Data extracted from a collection
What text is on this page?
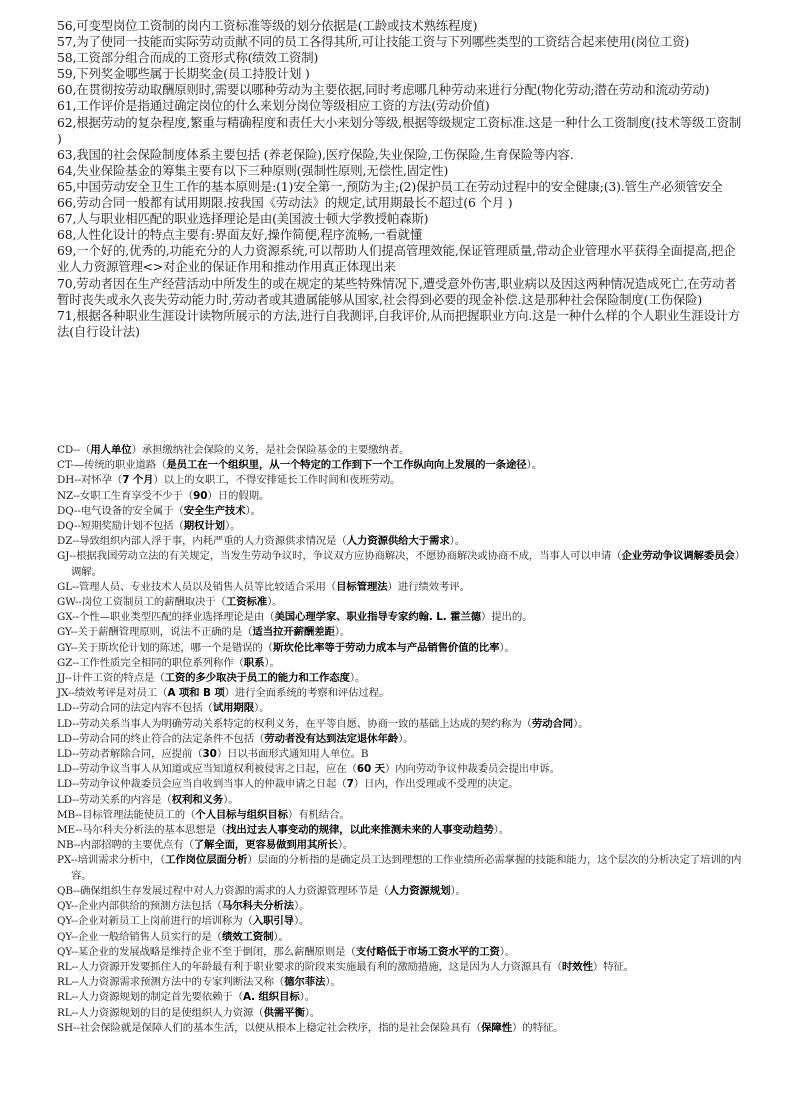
56,可变型岗位工资制的岗内工资标准等级的划分依据是(工龄或技术熟练程度)

57,为了使同一技能而实际劳动贡献不同的员工各得其所,可让技能工资与下列哪些类型的工资结合起来使用(岗位工资)

58,工资部分组合而成的工资形式称(绩效工资制)

59,下列奖金哪些属于长期奖金(员工持股计划 )

60,在贯彻按劳动取酬原则时,需要以哪种劳动为主要依据,同时考虑哪几种劳动来进行分配(物化劳动;潜在劳动和流动劳动)

61,工作评价是指通过确定岗位的什么来划分岗位等级相应工资的方法(劳动价值)

62,根据劳动的复杂程度,繁重与精确程度和责任大小来划分等级,根据等级规定工资标准.这是一种什么工资制度(技术等级工资制 )

63,我国的社会保险制度体系主要包括 (养老保险),医疗保险,失业保险,工伤保险,生育保险等内容.

64,失业保险基金的筹集主要有以下三种原则(强制性原则,无偿性,固定性)

65,中国劳动安全卫生工作的基本原则是:(1)安全第一,预防为主;(2)保护员工在劳动过程中的安全健康;(3).管生产必须管安全

66,劳动合同一般都有试用期限.按我国《劳动法》的规定,试用期最长不超过(6 个月 )

67,人与职业相匹配的职业选择理论是由(美国波士顿大学教授帕森斯)

68,人性化设计的特点主要有:界面友好,操作简便,程序流畅,一看就懂

69,一个好的,优秀的,功能充分的人力资源系统,可以帮助人们提高管理效能,保证管理质量,带动企业管理水平获得全面提高,把企业人力资源管理<>对企业的保证作用和推动作用真正体现出来

70,劳动者因在生产经营活动中所发生的或在规定的某些特殊情况下,遭受意外伤害,职业病以及因这两种情况造成死亡,在劳动者暂时丧失或永久丧失劳动能力时,劳动者或其遗属能够从国家,社会得到必要的现金补偿.这是那种社会保险制度(工伤保险)

71,根据各种职业生涯设计读物所展示的方法,进行自我测评,自我评价,从而把握职业方向.这是一种什么样的个人职业生涯设计方法(自行设计法)

CD--（用人单位）承担缴纳社会保险的义务，是社会保险基金的主要缴纳者。

CT-—传统的职业道路（是员工在一个组织里，从一个特定的工作到下一个工作纵向向上发展的一条途径）。

DH--对怀孕（7 个月）以上的女职工，不得安排延长工作时间和夜班劳动。

NZ--女职工生育享受不少于（90）日的假期。

DQ--电气设备的安全属于（安全生产技术）。

DQ--短期奖励计划不包括（期权计划）。

DZ--导致组织内部人浮于事，内耗严重的人力资源供求情况是（人力资源供给大于需求）。

GJ--根据我国劳动立法的有关规定，当发生劳动争议时，争议双方应协商解决，不愿协商解决或协商不成，当事人可以申请（企业劳动争议调解委员会）调解。

GL--管理人员、专业技术人员以及销售人员等比较适合采用（目标管理法）进行绩效考评。

GW--岗位工资制员工的薪酬取决于（工资标准）。

GX--个性—职业类型匹配的择业选择理论是由（美国心理学家、职业指导专家约翰. L. 霍兰德）提出的。

GY--关于薪酬管理原则，说法不正确的是（适当拉开薪酬差距）。

GY--关于斯坎伦计划的陈述，哪一个是错误的（斯坎伦比率等于劳动力成本与产品销售价值的比率）。

GZ--工作性质完全相同的职位系列称作（职系）。

JJ--计件工资的特点是（工资的多少取决于员工的能力和工作态度）。

JX--绩效考评是对员工（A 项和 B 项）进行全面系统的考察和评估过程。

LD--劳动合同的法定内容不包括（试用期限）。

LD--劳动关系当事人为明确劳动关系特定的权利义务，在平等自愿、协商一致的基础上达成的契约称为（劳动合同）。

LD--劳动合同的终止符合的法定条件不包括（劳动者没有达到法定退休年龄）。

LD--劳动者解除合同，应提前（30）日以书面形式通知用人单位。B

LD--劳动争议当事人从知道或应当知道权利被侵害之日起，应在（60 天）内向劳动争议仲裁委员会提出申诉。

LD--劳动争议仲裁委员会应当自收到当事人的仲裁申请之日起（7）日内，作出受理或不受理的决定。

LD--劳动关系的内容是（权利和义务）。

MB--目标管理法能使员工的（个人目标与组织目标）有机结合。

ME--马尔科夫分析法的基本思想是（找出过去人事变动的规律，以此来推测未来的人事变动趋势）。

NB--内部招聘的主要优点有（了解全面，更容易做到用其所长）。

PX--培训需求分析中，（工作岗位层面分析）层面的分析指的是确定员工达到理想的工作业绩所必需掌握的技能和能力，这个层次的分析决定了培训的内容。

QB--确保组织生存发展过程中对人力资源的需求的人力资源管理环节是（人力资源规划）。

QY--企业内部供给的预测方法包括（马尔科夫分析法）。

QY--企业对新员工上岗前进行的培训称为（入职引导）。

QY--企业一般给销售人员实行的是（绩效工资制）。

QY--某企业的发展战略是维持企业不至于倒闭，那么薪酬原则是（支付略低于市场工资水平的工资）。

RL--人力资源开发要抓住人的年龄最有利于职业要求的阶段来实施最有利的激励措施，这是因为人力资源具有（时效性）特征。

RL--人力资源需求预测方法中的专家判断法又称（德尔菲法）。

RL--人力资源规划的制定首先要依赖于（A. 组织目标）。

RL--人力资源规划的目的是使组织人力资源（供需平衡）。

SH--社会保险就是保障人们的基本生活，以便从根本上稳定社会秩序，指的是社会保险具有（保障性）的特征。
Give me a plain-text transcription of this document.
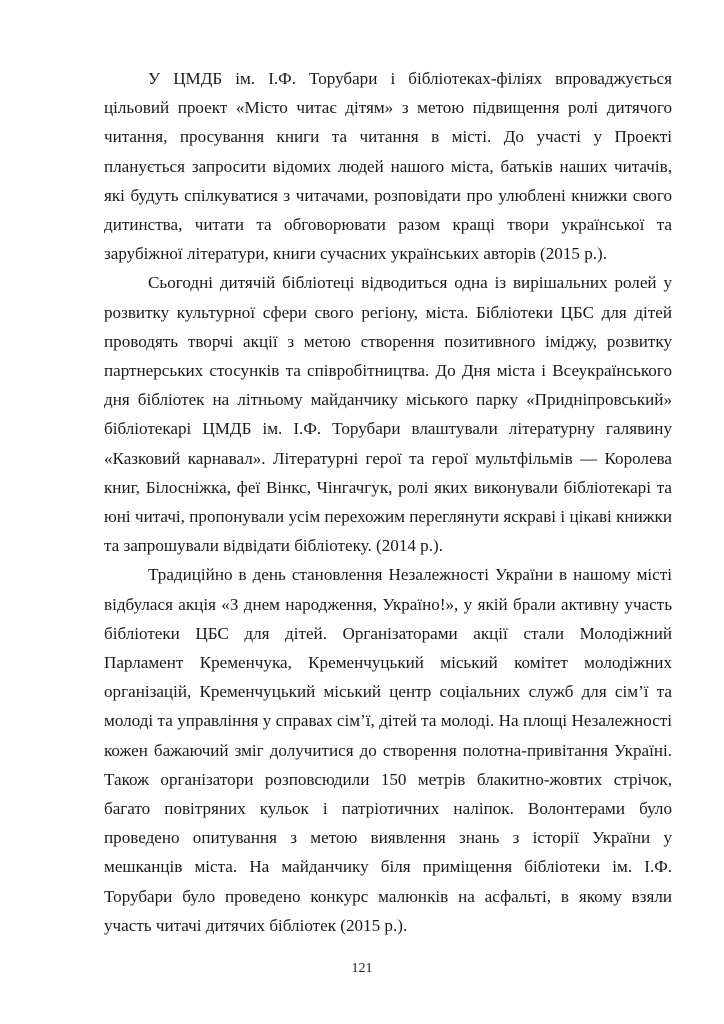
У ЦМДБ ім. І.Ф. Торубари і бібліотеках-філіях впроваджується цільовий проект «Місто читає дітям» з метою підвищення ролі дитячого читання, просування книги та читання в місті. До участі у Проекті планується запросити відомих людей нашого міста, батьків наших читачів, які будуть спілкуватися з читачами, розповідати про улюблені книжки свого дитинства, читати та обговорювати разом кращі твори української та зарубіжної літератури, книги сучасних українських авторів (2015 р.).

Сьогодні дитячій бібліотеці відводиться одна із вирішальних ролей у розвитку культурної сфери свого регіону, міста. Бібліотеки ЦБС для дітей проводять творчі акції з метою створення позитивного іміджу, розвитку партнерських стосунків та співробітництва. До Дня міста і Всеукраїнського дня бібліотек на літньому майданчику міського парку «Придніпровський» бібліотекарі ЦМДБ ім. І.Ф. Торубари влаштували літературну галявину «Казковий карнавал». Літературні герої та герої мультфільмів — Королева книг, Білосніжка, феї Вінкс, Чінгачгук, ролі яких виконували бібліотекарі та юні читачі, пропонували усім перехожим переглянути яскраві і цікаві книжки та запрошували відвідати бібліотеку. (2014 р.).

Традиційно в день становлення Незалежності України в нашому місті відбулася акція «З днем народження, Україно!», у якій брали активну участь бібліотеки ЦБС для дітей. Організаторами акції стали Молодіжний Парламент Кременчука, Кременчуцький міський комітет молодіжних організацій, Кременчуцький міський центр соціальних служб для сім’ї та молоді та управління у справах сім’ї, дітей та молоді. На площі Незалежності кожен бажаючий зміг долучитися до створення полотна-привітання Україні. Також організатори розповсюдили 150 метрів блакитно-жовтих стрічок, багато повітряних кульок і патріотичних наліпок. Волонтерами було проведено опитування з метою виявлення знань з історії України у мешканців міста. На майданчику біля приміщення бібліотеки ім. І.Ф. Торубари було проведено конкурс малюнків на асфальті, в якому взяли участь читачі дитячих бібліотек (2015 р.).

121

= Description of the task =
Repeat the material above in full and unchanged, minus its images.

= Task output =
What text is on this page?
56,可变型岗位工资制的岗内工资标准等级的划分依据是(工龄或技术熟练程度)

57,为了使同一技能而实际劳动贡献不同的员工各得其所,可让技能工资与下列哪些类型的工资结合起来使用(岗位工资)

58,工资部分组合而成的工资形式称(绩效工资制)

59,下列奖金哪些属于长期奖金(员工持股计划 )

60,在贯彻按劳动取酬原则时,需要以哪种劳动为主要依据,同时考虑哪几种劳动来进行分配(物化劳动;潜在劳动和流动劳动)

61,工作评价是指通过确定岗位的什么来划分岗位等级相应工资的方法(劳动价值)

62,根据劳动的复杂程度,繁重与精确程度和责任大小来划分等级,根据等级规定工资标准.这是一种什么工资制度(技术等级工资制 )

63,我国的社会保险制度体系主要包括 (养老保险),医疗保险,失业保险,工伤保险,生育保险等内容.

64,失业保险基金的筹集主要有以下三种原则(强制性原则,无偿性,固定性)

65,中国劳动安全卫生工作的基本原则是:(1)安全第一,预防为主;(2)保护员工在劳动过程中的安全健康;(3).管生产必须管安全

66,劳动合同一般都有试用期限.按我国《劳动法》的规定,试用期最长不超过(6 个月 )

67,人与职业相匹配的职业选择理论是由(美国波士顿大学教授帕森斯)

68,人性化设计的特点主要有:界面友好,操作简便,程序流畅,一看就懂

69,一个好的,优秀的,功能充分的人力资源系统,可以帮助人们提高管理效能,保证管理质量,带动企业管理水平获得全面提高,把企业人力资源管理<>对企业的保证作用和推动作用真正体现出来

70,劳动者因在生产经营活动中所发生的或在规定的某些特殊情况下,遭受意外伤害,职业病以及因这两种情况造成死亡,在劳动者暂时丧失或永久丧失劳动能力时,劳动者或其遗属能够从国家,社会得到必要的现金补偿.这是那种社会保险制度(工伤保险)

71,根据各种职业生涯设计读物所展示的方法,进行自我测评,自我评价,从而把握职业方向.这是一种什么样的个人职业生涯设计方法(自行设计法)

CD--（用人单位）承担缴纳社会保险的义务，是社会保险基金的主要缴纳者。

CT-—传统的职业道路（是员工在一个组织里，从一个特定的工作到下一个工作纵向向上发展的一条途径）。

DH--对怀孕（7 个月）以上的女职工，不得安排延长工作时间和夜班劳动。

NZ--女职工生育享受不少于（90）日的假期。

DQ--电气设备的安全属于（安全生产技术）。

DQ--短期奖励计划不包括（期权计划）。

DZ--导致组织内部人浮于事，内耗严重的人力资源供求情况是（人力资源供给大于需求）。

GJ--根据我国劳动立法的有关规定，当发生劳动争议时，争议双方应协商解决，不愿协商解决或协商不成，当事人可以申请（企业劳动争议调解委员会）调解。

GL--管理人员、专业技术人员以及销售人员等比较适合采用（目标管理法）进行绩效考评。

GW--岗位工资制员工的薪酬取决于（工资标准）。

GX--个性—职业类型匹配的择业选择理论是由（美国心理学家、职业指导专家约翰. L. 霍兰德）提出的。

GY--关于薪酬管理原则，说法不正确的是（适当拉开薪酬差距）。

GY--关于斯坎伦计划的陈述，哪一个是错误的（斯坎伦比率等于劳动力成本与产品销售价值的比率）。

GZ--工作性质完全相同的职位系列称作（职系）。

JJ--计件工资的特点是（工资的多少取决于员工的能力和工作态度）。

JX--绩效考评是对员工（A 项和 B 项）进行全面系统的考察和评估过程。

LD--劳动合同的法定内容不包括（试用期限）。

LD--劳动关系当事人为明确劳动关系特定的权利义务，在平等自愿、协商一致的基础上达成的契约称为（劳动合同）。

LD--劳动合同的终止符合的法定条件不包括（劳动者没有达到法定退休年龄）。

LD--劳动者解除合同，应提前（30）日以书面形式通知用人单位。B

LD--劳动争议当事人从知道或应当知道权利被侵害之日起，应在（60 天）内向劳动争议仲裁委员会提出申诉。

LD--劳动争议仲裁委员会应当自收到当事人的仲裁申请之日起（7）日内，作出受理或不受理的决定。

LD--劳动关系的内容是（权利和义务）。

MB--目标管理法能使员工的（个人目标与组织目标）有机结合。

ME--马尔科夫分析法的基本思想是（找出过去人事变动的规律，以此来推测未来的人事变动趋势）。

NB--内部招聘的主要优点有（了解全面，更容易做到用其所长）。

PX--培训需求分析中，（工作岗位层面分析）层面的分析指的是确定员工达到理想的工作业绩所必需掌握的技能和能力，这个层次的分析决定了培训的内容。

QB--确保组织生存发展过程中对人力资源的需求的人力资源管理环节是（人力资源规划）。

QY--企业内部供给的预测方法包括（马尔科夫分析法）。

QY--企业对新员工上岗前进行的培训称为（入职引导）。

QY--企业一般给销售人员实行的是（绩效工资制）。

QY--某企业的发展战略是维持企业不至于倒闭，那么薪酬原则是（支付略低于市场工资水平的工资）。

RL--人力资源开发要抓住人的年龄最有利于职业要求的阶段来实施最有利的激励措施，这是因为人力资源具有（时效性）特征。

RL--人力资源需求预测方法中的专家判断法又称（德尔菲法）。

RL--人力资源规划的制定首先要依赖于（A. 组织目标）。

RL--人力资源规划的目的是使组织人力资源（供需平衡）。

SH--社会保险就是保障人们的基本生活，以便从根本上稳定社会秩序，指的是社会保险具有（保障性）的特征。
Give me a plain-text transcription of this document.
У ЦМДБ ім. І.Ф. Торубари і бібліотеках-філіях впроваджується цільовий проект «Місто читає дітям» з метою підвищення ролі дитячого читання, просування книги та читання в місті. До участі у Проекті планується запросити відомих людей нашого міста, батьків наших читачів, які будуть спілкуватися з читачами, розповідати про улюблені книжки свого дитинства, читати та обговорювати разом кращі твори української та зарубіжної літератури, книги сучасних українських авторів (2015 р.).

Сьогодні дитячій бібліотеці відводиться одна із вирішальних ролей у розвитку культурної сфери свого регіону, міста. Бібліотеки ЦБС для дітей проводять творчі акції з метою створення позитивного іміджу, розвитку партнерських стосунків та співробітництва. До Дня міста і Всеукраїнського дня бібліотек на літньому майданчику міського парку «Придніпровський» бібліотекарі ЦМДБ ім. І.Ф. Торубари влаштували літературну галявину «Казковий карнавал». Літературні герої та герої мультфільмів — Королева книг, Білосніжка, феї Вінкс, Чінгачгук, ролі яких виконували бібліотекарі та юні читачі, пропонували усім перехожим переглянути яскраві і цікаві книжки та запрошували відвідати бібліотеку. (2014 р.).

Традиційно в день становлення Незалежності України в нашому місті відбулася акція «З днем народження, Україно!», у якій брали активну участь бібліотеки ЦБС для дітей. Організаторами акції стали Молодіжний Парламент Кременчука, Кременчуцький міський комітет молодіжних організацій, Кременчуцький міський центр соціальних служб для сім’ї та молоді та управління у справах сім’ї, дітей та молоді. На площі Незалежності кожен бажаючий зміг долучитися до створення полотна-привітання Україні. Також організатори розповсюдили 150 метрів блакитно-жовтих стрічок, багато повітряних кульок і патріотичних наліпок. Волонтерами було проведено опитування з метою виявлення знань з історії України у мешканців міста. На майданчику біля приміщення бібліотеки ім. І.Ф. Торубари було проведено конкурс малюнків на асфальті, в якому взяли участь читачі дитячих бібліотек (2015 р.).

121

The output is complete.